Print each of the entries exactly, leaving nothing out.
--- Start Stored rows ---
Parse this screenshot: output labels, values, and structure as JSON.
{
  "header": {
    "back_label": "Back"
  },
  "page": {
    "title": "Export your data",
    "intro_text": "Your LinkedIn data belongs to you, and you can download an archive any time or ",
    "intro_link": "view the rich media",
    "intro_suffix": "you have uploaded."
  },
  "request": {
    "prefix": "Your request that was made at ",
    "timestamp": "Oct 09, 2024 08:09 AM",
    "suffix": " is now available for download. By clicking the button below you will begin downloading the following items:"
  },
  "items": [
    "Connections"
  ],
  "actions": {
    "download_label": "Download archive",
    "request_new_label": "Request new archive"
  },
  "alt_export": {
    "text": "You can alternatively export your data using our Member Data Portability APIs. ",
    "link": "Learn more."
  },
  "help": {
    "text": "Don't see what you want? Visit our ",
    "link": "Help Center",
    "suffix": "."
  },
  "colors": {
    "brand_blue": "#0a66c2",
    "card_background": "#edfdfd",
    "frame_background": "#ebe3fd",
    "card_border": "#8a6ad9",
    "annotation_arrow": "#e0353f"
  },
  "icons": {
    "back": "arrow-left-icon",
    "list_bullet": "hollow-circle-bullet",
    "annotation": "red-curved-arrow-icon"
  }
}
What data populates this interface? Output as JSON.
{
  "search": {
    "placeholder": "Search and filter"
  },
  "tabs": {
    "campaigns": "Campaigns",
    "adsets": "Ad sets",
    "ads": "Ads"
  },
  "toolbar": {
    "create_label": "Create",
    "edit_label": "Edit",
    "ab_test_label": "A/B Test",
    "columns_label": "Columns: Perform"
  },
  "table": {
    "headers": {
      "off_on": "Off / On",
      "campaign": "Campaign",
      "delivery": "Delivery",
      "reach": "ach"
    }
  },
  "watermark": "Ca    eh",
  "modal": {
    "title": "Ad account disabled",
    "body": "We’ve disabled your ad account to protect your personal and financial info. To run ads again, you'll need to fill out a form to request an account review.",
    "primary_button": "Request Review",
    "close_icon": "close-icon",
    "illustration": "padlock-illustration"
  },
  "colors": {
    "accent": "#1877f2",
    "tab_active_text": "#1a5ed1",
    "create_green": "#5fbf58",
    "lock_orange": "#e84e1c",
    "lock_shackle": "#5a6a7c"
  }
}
--- End Stored rows ---
Result =>
Parse this screenshot: output labels, values, and structure as JSON.
{
  "header": {
    "back_label": "Back"
  },
  "page": {
    "title": "Export your data",
    "intro_text": "Your LinkedIn data belongs to you, and you can download an archive any time or ",
    "intro_link": "view the rich media",
    "intro_suffix": "you have uploaded."
  },
  "request": {
    "prefix": "Your request that was made at ",
    "timestamp": "Oct 09, 2024 08:09 AM",
    "suffix": " is now available for download. By clicking the button below you will begin downloading the following items:"
  },
  "items": [
    "Connections"
  ],
  "actions": {
    "download_label": "Download archive",
    "request_new_label": "Request new archive"
  },
  "alt_export": {
    "text": "You can alternatively export your data using our Member Data Portability APIs. ",
    "link": "Learn more."
  },
  "help": {
    "text": "Don't see what you want? Visit our ",
    "link": "Help Center",
    "suffix": "."
  },
  "colors": {
    "brand_blue": "#0a66c2",
    "card_background": "#edfdfd",
    "frame_background": "#ebe3fd",
    "card_border": "#8a6ad9",
    "annotation_arrow": "#e0353f"
  },
  "icons": {
    "back": "arrow-left-icon",
    "list_bullet": "hollow-circle-bullet",
    "annotation": "red-curved-arrow-icon"
  }
}
What data populates this interface? Output as JSON.
{
  "search": {
    "placeholder": "Search and filter"
  },
  "tabs": {
    "campaigns": "Campaigns",
    "adsets": "Ad sets",
    "ads": "Ads"
  },
  "toolbar": {
    "create_label": "Create",
    "edit_label": "Edit",
    "ab_test_label": "A/B Test",
    "columns_label": "Columns: Perform"
  },
  "table": {
    "headers": {
      "off_on": "Off / On",
      "campaign": "Campaign",
      "delivery": "Delivery",
      "reach": "ach"
    }
  },
  "watermark": "Ca    eh",
  "modal": {
    "title": "Ad account disabled",
    "body": "We’ve disabled your ad account to protect your personal and financial info. To run ads again, you'll need to fill out a form to request an account review.",
    "primary_button": "Request Review",
    "close_icon": "close-icon",
    "illustration": "padlock-illustration"
  },
  "colors": {
    "accent": "#1877f2",
    "tab_active_text": "#1a5ed1",
    "create_green": "#5fbf58",
    "lock_orange": "#e84e1c",
    "lock_shackle": "#5a6a7c"
  }
}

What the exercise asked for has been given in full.